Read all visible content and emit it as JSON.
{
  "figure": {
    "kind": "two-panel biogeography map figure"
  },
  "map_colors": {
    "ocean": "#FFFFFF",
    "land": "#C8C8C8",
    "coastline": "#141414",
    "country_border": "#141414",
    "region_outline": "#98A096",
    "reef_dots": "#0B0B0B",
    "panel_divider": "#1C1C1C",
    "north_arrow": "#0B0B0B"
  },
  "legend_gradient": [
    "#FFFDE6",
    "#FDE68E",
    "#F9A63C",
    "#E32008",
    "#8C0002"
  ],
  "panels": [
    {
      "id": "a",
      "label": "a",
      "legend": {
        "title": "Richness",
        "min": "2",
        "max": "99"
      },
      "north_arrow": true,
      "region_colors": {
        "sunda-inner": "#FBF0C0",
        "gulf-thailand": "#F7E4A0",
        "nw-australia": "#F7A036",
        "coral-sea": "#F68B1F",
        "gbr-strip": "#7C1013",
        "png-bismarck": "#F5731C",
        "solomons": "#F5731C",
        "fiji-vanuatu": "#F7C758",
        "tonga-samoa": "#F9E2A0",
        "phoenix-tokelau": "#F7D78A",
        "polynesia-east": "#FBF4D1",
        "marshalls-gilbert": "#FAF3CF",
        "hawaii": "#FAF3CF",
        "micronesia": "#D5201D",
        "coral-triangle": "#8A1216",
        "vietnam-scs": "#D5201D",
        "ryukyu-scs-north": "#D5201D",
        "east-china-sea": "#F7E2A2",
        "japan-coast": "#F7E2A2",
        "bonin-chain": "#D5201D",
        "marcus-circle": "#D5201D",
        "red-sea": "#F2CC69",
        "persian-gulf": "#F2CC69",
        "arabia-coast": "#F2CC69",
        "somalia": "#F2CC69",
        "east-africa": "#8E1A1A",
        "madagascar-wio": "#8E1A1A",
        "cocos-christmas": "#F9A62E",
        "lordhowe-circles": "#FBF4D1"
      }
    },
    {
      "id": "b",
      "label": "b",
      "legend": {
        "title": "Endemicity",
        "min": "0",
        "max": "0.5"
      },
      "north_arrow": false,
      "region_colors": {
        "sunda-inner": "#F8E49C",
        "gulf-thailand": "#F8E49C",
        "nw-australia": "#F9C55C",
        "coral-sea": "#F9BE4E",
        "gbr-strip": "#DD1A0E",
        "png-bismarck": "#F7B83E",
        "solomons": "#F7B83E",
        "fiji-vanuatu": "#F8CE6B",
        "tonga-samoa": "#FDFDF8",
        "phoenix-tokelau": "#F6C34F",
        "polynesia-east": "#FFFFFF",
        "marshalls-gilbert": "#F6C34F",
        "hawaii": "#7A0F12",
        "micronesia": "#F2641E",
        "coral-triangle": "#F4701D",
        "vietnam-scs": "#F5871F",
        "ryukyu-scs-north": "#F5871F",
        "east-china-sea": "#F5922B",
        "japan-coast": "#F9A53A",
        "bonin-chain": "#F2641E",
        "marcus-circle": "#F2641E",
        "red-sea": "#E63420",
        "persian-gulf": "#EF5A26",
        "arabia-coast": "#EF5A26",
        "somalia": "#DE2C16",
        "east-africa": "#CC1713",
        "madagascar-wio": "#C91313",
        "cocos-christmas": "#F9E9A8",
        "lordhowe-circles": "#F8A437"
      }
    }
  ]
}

■ ■ ■

# Exercise aim
Determine the number of lines in the entries above where the string "east" appears. Answer with the number alone.

# Completed exercise
6